* [Short task]: Restate the whole listing exactly.

* [Excerpted data]:

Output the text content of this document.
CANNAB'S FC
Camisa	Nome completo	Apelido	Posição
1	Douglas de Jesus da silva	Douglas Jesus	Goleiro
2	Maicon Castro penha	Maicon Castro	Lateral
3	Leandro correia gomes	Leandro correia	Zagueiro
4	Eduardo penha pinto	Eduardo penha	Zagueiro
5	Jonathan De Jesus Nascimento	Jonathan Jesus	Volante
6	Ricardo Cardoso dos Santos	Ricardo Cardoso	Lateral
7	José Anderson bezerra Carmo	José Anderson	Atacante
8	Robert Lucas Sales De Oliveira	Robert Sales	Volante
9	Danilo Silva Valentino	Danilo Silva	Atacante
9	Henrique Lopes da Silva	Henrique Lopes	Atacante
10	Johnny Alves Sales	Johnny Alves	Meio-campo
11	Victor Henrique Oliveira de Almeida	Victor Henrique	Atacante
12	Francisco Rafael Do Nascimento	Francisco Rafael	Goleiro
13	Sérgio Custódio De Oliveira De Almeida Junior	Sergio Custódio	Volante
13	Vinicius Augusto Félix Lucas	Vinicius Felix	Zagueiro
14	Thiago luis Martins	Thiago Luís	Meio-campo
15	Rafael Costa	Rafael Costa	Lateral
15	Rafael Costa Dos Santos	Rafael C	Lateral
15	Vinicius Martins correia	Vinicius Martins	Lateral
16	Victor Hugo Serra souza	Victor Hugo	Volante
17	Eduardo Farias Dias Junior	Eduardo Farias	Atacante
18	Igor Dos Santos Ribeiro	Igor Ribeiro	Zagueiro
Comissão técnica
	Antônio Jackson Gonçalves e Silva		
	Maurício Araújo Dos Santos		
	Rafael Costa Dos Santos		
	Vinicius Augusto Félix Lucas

* [The output]:
Output the text content of this document.
CANNAB'S FC
Camisa	Nome completo	Apelido	Posição
1	Douglas de Jesus da silva	Douglas Jesus	Goleiro
2	Maicon Castro penha	Maicon Castro	Lateral
3	Leandro correia gomes	Leandro correia	Zagueiro
4	Eduardo penha pinto	Eduardo penha	Zagueiro
5	Jonathan De Jesus Nascimento	Jonathan Jesus	Volante
6	Ricardo Cardoso dos Santos	Ricardo Cardoso	Lateral
7	José Anderson bezerra Carmo	José Anderson	Atacante
8	Robert Lucas Sales De Oliveira	Robert Sales	Volante
9	Danilo Silva Valentino	Danilo Silva	Atacante
9	Henrique Lopes da Silva	Henrique Lopes	Atacante
10	Johnny Alves Sales	Johnny Alves	Meio-campo
11	Victor Henrique Oliveira de Almeida	Victor Henrique	Atacante
12	Francisco Rafael Do Nascimento	Francisco Rafael	Goleiro
13	Sérgio Custódio De Oliveira De Almeida Junior	Sergio Custódio	Volante
13	Vinicius Augusto Félix Lucas	Vinicius Felix	Zagueiro
14	Thiago luis Martins	Thiago Luís	Meio-campo
15	Rafael Costa	Rafael Costa	Lateral
15	Rafael Costa Dos Santos	Rafael C	Lateral
15	Vinicius Martins correia	Vinicius Martins	Lateral
16	Victor Hugo Serra souza	Victor Hugo	Volante
17	Eduardo Farias Dias Junior	Eduardo Farias	Atacante
18	Igor Dos Santos Ribeiro	Igor Ribeiro	Zagueiro
Comissão técnica
	Antônio Jackson Gonçalves e Silva		
	Maurício Araújo Dos Santos		
	Rafael Costa Dos Santos		
	Vinicius Augusto Félix Lucas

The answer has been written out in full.